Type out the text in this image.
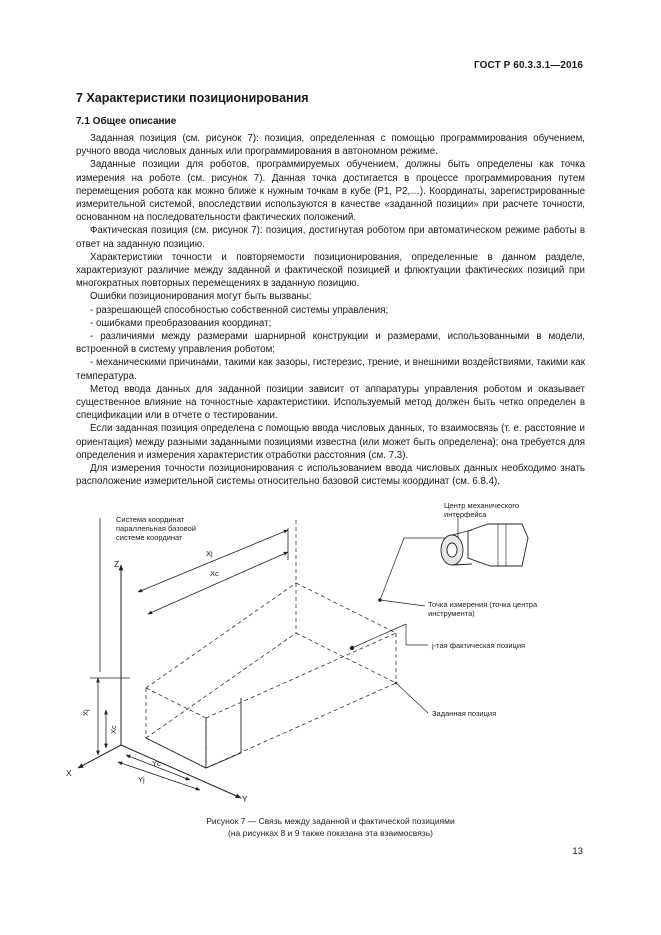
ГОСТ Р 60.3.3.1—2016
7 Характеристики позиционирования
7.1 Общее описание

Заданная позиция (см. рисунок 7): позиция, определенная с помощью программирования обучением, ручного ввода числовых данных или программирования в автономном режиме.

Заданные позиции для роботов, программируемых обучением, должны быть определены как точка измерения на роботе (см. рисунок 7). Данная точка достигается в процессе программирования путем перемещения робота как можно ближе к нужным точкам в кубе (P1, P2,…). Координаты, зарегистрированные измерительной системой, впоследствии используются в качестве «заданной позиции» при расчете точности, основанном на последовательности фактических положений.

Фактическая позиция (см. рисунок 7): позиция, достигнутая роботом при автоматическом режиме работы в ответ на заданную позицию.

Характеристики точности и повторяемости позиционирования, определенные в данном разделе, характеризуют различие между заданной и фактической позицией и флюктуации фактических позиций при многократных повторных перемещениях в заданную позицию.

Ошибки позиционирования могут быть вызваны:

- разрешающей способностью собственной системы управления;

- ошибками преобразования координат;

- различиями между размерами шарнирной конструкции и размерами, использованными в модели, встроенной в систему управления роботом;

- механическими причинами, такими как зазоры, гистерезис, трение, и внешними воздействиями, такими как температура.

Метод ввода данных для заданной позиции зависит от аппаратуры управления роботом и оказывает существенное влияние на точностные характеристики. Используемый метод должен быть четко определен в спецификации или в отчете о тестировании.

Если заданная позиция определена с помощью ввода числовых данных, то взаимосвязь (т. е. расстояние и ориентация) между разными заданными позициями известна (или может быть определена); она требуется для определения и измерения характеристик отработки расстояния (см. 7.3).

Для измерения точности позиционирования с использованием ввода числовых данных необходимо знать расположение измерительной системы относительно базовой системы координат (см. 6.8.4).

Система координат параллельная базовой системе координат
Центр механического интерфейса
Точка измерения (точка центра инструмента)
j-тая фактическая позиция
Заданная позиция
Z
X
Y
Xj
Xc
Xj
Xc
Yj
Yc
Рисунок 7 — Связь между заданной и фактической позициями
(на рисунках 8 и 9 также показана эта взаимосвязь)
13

====

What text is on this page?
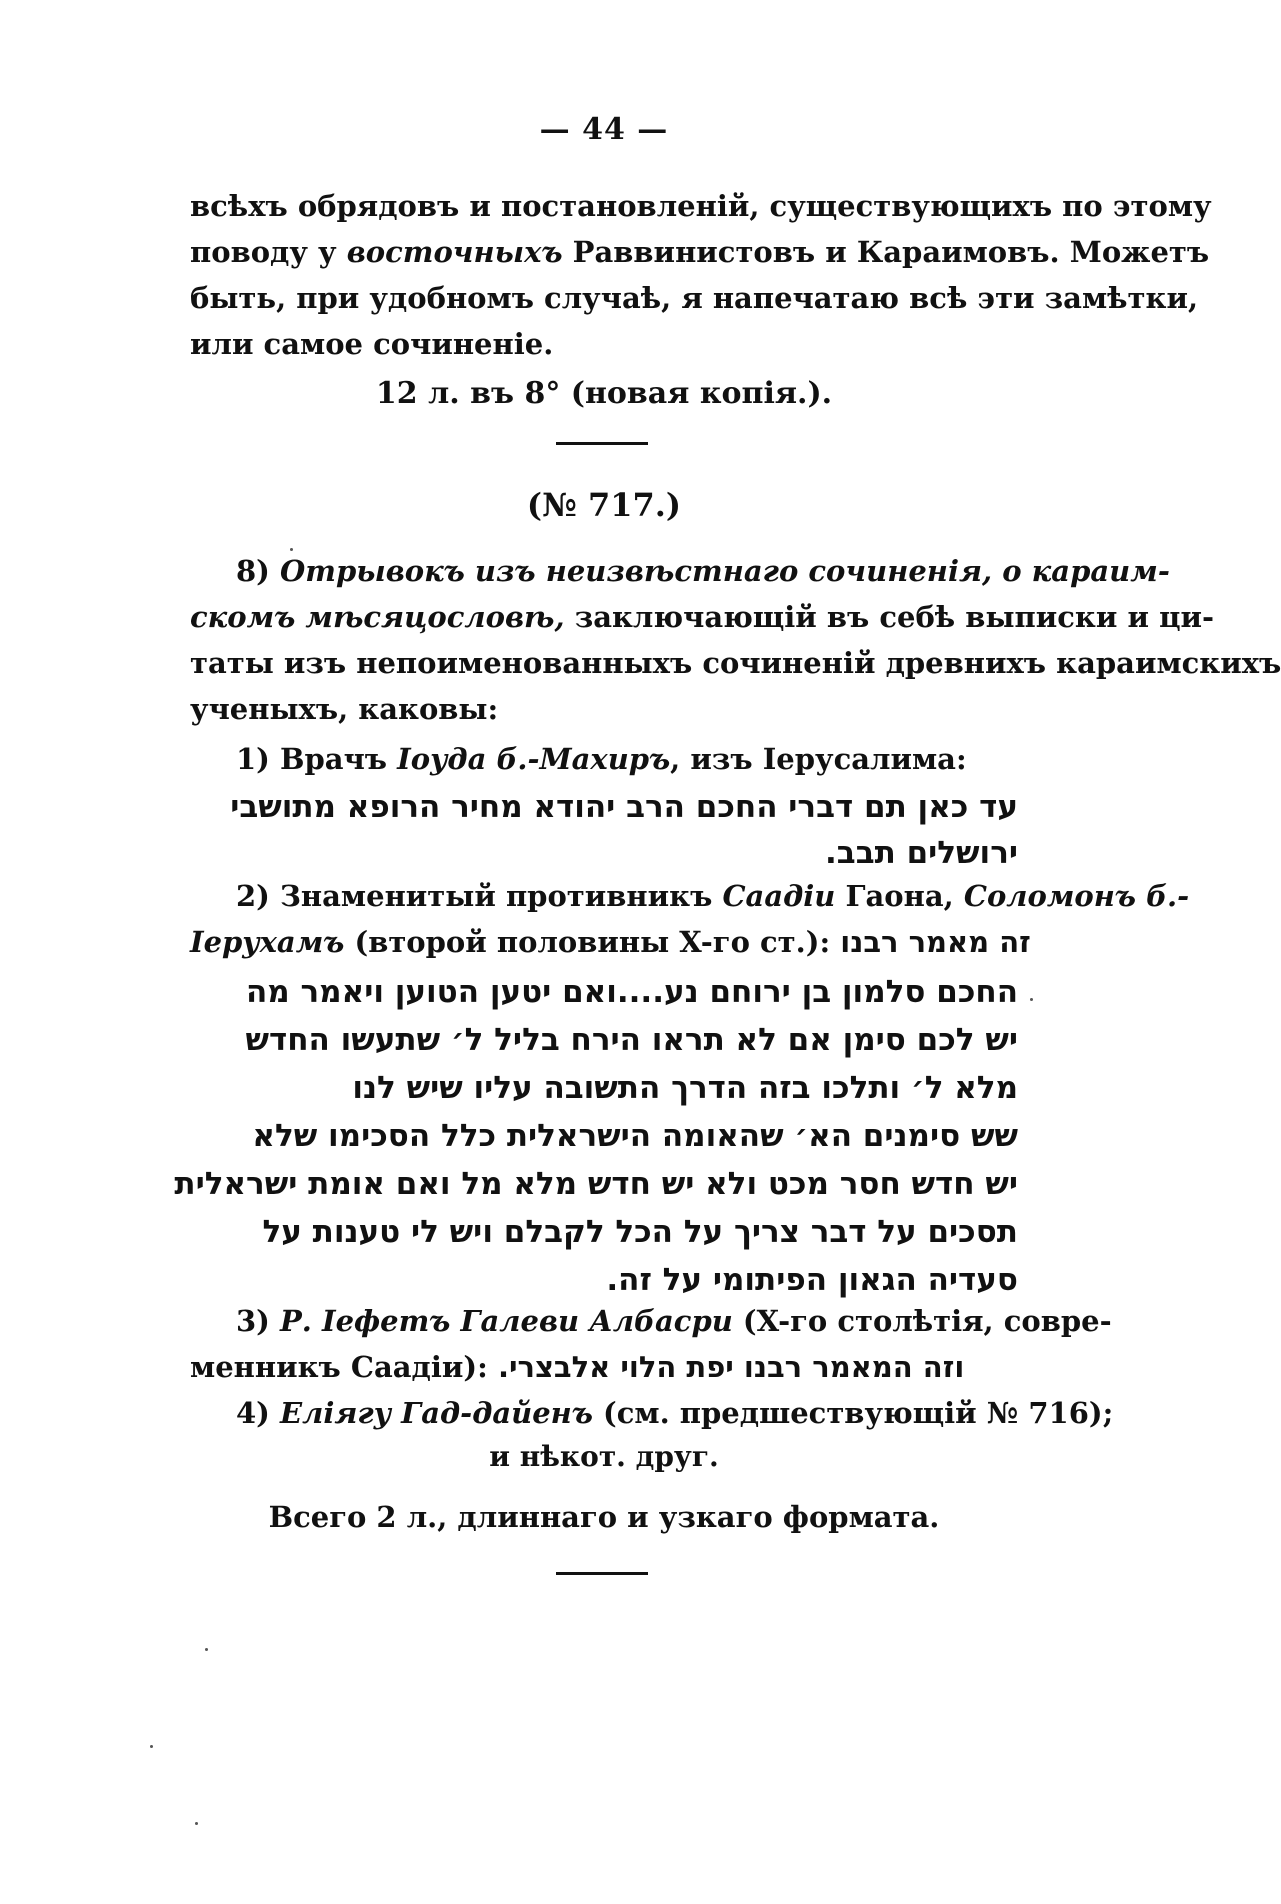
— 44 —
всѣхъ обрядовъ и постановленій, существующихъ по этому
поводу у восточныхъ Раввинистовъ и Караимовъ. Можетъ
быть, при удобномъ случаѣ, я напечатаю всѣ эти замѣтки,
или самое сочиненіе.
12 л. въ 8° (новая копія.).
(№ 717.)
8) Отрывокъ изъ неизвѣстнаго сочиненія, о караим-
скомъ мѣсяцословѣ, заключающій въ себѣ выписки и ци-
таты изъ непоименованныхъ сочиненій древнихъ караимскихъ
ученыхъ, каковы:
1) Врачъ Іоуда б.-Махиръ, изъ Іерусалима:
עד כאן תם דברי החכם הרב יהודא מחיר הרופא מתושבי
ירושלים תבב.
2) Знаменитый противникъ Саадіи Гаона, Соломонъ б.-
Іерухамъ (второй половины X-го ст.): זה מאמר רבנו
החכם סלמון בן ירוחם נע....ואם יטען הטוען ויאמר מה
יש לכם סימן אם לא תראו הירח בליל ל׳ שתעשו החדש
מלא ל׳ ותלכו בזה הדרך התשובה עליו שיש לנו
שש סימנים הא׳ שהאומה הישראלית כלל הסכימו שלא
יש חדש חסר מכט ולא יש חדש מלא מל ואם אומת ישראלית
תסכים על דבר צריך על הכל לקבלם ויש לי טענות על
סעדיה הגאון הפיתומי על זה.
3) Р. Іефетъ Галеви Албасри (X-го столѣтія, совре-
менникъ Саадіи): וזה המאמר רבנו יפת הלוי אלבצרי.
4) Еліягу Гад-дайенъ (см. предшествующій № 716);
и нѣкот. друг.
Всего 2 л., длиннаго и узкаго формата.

====

For the entries shown above, give the number of lines that include the word "фактических", without any other text.

2